■ Do this ■
Return all lines where the word "eintritt" can be found.

■ Supplied data ■
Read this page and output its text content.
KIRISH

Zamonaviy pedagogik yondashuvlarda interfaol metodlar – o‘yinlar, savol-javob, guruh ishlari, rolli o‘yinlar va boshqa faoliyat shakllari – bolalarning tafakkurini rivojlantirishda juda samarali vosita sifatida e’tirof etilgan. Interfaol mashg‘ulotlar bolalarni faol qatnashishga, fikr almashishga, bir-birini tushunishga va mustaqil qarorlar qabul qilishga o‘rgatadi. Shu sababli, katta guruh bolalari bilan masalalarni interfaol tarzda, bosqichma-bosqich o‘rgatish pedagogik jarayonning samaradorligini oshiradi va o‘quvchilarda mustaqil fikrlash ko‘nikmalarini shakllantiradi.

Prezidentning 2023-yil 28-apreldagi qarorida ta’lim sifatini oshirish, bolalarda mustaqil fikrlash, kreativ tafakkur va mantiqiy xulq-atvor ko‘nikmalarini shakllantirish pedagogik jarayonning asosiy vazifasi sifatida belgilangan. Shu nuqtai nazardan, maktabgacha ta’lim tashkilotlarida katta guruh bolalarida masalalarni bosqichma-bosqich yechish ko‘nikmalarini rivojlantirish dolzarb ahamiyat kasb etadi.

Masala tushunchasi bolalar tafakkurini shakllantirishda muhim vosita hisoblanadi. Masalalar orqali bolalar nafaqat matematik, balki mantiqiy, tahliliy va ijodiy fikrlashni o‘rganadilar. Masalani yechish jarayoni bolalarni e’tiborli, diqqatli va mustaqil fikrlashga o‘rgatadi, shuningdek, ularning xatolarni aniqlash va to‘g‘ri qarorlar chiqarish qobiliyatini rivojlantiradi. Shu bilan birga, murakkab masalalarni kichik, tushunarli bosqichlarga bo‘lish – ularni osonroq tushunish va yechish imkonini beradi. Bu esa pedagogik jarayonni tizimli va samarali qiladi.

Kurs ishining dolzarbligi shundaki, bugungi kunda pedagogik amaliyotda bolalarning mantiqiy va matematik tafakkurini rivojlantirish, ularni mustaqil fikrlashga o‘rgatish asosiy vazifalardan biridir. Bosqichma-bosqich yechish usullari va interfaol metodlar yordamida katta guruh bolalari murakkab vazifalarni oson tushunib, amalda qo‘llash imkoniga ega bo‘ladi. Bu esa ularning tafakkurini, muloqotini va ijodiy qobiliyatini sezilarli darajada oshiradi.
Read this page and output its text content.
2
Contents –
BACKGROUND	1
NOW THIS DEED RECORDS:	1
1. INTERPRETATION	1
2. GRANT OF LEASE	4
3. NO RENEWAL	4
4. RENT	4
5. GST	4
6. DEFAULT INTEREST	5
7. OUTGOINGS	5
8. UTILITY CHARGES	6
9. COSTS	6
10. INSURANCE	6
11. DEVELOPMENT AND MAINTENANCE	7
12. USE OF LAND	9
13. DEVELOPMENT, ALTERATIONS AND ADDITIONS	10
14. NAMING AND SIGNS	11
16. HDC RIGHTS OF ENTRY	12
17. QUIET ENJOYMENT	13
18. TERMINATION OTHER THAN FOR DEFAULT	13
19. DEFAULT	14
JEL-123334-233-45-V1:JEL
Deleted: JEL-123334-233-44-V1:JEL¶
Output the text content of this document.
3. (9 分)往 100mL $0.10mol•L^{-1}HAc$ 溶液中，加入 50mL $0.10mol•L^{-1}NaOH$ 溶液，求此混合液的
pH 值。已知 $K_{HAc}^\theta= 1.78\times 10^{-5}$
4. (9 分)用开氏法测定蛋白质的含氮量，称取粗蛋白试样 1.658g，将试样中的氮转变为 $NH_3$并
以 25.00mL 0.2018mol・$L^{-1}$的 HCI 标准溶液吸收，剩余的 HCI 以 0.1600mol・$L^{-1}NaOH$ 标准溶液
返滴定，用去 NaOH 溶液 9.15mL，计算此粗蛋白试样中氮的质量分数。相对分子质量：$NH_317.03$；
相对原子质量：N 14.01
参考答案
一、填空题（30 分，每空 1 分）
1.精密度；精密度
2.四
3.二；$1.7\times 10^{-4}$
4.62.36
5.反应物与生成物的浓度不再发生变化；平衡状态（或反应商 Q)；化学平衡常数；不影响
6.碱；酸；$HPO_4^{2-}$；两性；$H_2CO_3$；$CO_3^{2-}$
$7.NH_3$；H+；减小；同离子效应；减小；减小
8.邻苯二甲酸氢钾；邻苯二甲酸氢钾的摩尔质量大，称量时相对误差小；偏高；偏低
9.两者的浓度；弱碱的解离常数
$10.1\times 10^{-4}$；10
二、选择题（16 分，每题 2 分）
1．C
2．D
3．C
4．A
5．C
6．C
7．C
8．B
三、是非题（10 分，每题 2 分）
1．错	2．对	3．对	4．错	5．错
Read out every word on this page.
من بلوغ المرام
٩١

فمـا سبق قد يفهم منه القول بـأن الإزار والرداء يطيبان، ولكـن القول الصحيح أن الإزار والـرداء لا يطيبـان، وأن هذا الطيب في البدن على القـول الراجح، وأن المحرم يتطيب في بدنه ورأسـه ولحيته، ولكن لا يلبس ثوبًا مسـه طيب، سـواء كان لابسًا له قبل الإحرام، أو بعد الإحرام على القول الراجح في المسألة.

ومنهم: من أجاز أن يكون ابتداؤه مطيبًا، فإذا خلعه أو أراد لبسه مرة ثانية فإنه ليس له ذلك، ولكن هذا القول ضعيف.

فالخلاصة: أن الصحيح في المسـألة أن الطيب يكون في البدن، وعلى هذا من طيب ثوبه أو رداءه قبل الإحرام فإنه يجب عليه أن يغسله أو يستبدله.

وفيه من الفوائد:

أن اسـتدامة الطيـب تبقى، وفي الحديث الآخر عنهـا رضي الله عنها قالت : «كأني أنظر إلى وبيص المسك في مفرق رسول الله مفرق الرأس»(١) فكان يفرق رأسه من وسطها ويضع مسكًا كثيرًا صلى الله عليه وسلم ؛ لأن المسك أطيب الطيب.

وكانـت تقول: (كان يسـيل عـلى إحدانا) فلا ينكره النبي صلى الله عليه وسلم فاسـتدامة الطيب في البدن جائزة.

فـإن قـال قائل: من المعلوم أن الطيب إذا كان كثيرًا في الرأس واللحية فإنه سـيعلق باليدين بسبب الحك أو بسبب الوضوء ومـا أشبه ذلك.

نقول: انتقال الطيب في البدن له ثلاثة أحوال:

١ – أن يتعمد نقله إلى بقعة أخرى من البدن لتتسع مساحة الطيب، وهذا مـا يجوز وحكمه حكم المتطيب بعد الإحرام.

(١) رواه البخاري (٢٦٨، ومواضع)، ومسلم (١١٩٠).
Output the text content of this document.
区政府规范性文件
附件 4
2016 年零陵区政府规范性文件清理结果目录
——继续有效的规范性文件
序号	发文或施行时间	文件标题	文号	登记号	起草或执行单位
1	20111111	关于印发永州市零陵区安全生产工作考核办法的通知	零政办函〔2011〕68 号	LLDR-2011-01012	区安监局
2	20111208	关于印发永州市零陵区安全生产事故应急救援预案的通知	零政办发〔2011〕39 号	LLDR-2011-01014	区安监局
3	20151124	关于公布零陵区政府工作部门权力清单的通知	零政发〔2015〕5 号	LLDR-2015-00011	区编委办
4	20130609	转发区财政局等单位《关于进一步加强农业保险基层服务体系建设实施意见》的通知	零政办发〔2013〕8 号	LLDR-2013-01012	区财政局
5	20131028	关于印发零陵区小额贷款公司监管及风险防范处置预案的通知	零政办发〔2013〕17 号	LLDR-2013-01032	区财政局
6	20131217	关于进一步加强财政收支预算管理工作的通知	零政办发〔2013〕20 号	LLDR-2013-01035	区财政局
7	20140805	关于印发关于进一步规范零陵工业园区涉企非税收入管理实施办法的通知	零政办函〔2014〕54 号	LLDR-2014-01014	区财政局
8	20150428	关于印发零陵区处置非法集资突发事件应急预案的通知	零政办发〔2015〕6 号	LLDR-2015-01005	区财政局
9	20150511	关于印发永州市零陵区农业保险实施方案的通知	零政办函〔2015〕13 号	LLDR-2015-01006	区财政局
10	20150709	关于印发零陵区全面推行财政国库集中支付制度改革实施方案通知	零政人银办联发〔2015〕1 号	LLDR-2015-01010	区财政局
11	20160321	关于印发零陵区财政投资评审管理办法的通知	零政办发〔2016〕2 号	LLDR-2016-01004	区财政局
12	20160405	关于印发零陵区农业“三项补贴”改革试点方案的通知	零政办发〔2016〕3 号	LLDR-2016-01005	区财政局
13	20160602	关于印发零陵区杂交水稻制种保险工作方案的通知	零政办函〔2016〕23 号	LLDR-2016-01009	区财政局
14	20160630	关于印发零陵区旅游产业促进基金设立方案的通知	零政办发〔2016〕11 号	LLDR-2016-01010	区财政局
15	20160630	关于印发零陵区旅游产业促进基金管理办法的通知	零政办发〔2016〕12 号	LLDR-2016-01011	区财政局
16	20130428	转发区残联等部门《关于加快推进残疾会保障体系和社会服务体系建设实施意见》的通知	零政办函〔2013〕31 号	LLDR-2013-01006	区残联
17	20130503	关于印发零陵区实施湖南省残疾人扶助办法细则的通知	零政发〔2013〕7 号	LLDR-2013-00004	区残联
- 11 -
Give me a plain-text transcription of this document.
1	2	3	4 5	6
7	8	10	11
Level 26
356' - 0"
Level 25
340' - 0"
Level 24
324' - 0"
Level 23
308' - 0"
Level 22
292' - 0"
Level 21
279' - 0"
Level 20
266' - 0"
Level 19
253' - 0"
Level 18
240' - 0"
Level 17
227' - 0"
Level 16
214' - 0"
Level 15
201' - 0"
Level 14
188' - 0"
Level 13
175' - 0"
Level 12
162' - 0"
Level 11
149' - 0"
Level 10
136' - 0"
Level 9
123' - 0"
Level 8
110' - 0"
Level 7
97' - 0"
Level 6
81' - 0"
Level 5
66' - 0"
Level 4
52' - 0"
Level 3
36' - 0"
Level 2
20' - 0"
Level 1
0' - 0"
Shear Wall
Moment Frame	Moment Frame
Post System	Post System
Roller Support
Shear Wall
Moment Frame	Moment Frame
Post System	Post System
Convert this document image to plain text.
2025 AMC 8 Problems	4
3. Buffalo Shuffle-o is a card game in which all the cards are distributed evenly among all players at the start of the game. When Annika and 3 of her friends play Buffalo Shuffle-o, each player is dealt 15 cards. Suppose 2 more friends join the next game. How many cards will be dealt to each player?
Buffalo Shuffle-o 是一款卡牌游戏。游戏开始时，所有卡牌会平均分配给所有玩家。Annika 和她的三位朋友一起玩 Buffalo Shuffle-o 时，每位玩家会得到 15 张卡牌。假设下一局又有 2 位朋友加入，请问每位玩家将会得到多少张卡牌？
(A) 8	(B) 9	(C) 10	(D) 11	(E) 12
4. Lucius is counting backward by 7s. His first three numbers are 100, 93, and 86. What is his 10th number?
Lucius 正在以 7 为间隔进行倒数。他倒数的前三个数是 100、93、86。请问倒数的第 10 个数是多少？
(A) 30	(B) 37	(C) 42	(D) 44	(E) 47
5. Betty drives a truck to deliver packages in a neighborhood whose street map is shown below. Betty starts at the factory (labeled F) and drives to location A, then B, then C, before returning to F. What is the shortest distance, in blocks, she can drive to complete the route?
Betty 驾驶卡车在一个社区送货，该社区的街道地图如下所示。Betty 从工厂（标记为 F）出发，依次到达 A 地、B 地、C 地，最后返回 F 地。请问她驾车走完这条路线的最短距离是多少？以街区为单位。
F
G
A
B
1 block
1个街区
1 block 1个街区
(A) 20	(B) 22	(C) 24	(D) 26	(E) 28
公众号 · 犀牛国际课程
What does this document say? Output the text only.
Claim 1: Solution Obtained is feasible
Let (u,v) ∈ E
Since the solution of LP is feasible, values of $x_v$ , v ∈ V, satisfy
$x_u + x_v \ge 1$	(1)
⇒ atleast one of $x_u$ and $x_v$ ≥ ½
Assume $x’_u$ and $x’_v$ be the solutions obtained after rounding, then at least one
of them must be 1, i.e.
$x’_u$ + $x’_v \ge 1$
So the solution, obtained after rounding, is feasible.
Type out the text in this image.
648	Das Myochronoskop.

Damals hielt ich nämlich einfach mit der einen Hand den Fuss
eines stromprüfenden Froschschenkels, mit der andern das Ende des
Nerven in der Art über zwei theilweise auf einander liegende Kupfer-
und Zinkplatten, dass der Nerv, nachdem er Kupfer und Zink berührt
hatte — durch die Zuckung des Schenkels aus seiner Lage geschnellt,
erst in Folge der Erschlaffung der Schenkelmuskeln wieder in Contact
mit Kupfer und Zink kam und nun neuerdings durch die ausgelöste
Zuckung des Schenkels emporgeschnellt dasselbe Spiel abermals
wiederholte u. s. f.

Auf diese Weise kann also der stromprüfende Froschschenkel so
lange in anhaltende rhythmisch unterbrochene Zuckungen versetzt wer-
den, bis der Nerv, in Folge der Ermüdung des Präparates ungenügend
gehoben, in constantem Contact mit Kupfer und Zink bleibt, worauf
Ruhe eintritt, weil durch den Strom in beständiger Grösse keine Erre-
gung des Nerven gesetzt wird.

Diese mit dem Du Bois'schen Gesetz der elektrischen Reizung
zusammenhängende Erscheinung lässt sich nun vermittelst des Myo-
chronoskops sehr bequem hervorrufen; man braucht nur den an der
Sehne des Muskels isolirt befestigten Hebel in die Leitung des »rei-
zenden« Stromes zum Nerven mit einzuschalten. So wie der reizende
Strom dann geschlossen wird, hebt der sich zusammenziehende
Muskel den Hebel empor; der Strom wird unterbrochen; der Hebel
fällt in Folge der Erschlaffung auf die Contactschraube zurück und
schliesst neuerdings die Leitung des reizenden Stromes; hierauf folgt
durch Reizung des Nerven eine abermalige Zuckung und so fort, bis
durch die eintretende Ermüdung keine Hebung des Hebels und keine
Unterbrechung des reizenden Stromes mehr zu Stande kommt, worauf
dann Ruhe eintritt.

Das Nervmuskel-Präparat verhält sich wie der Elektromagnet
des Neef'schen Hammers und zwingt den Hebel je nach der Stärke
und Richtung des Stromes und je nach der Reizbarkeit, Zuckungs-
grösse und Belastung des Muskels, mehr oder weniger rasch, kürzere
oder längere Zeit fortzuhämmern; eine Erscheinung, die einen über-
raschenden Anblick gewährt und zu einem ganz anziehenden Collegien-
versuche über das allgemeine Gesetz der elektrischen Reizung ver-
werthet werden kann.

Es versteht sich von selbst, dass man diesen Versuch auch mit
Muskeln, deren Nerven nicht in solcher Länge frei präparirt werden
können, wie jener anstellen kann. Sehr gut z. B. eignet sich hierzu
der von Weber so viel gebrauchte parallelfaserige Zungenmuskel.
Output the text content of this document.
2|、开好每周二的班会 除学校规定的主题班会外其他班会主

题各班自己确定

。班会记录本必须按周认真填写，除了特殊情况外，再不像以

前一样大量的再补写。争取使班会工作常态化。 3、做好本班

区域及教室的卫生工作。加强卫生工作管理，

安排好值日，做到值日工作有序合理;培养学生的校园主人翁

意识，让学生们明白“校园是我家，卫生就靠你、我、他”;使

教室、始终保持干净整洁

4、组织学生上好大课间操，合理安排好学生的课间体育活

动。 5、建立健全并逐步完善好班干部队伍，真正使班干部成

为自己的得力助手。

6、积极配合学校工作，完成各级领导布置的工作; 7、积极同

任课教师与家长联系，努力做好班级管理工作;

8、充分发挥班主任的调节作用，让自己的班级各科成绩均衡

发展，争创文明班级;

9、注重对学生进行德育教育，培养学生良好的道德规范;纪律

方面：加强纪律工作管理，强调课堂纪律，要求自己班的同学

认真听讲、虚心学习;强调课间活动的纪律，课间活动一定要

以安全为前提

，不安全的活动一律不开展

■ Expected answer ■
Ruhe eintritt, weil durch den Strom in beständiger Grösse keine Erre-
dann Ruhe eintritt.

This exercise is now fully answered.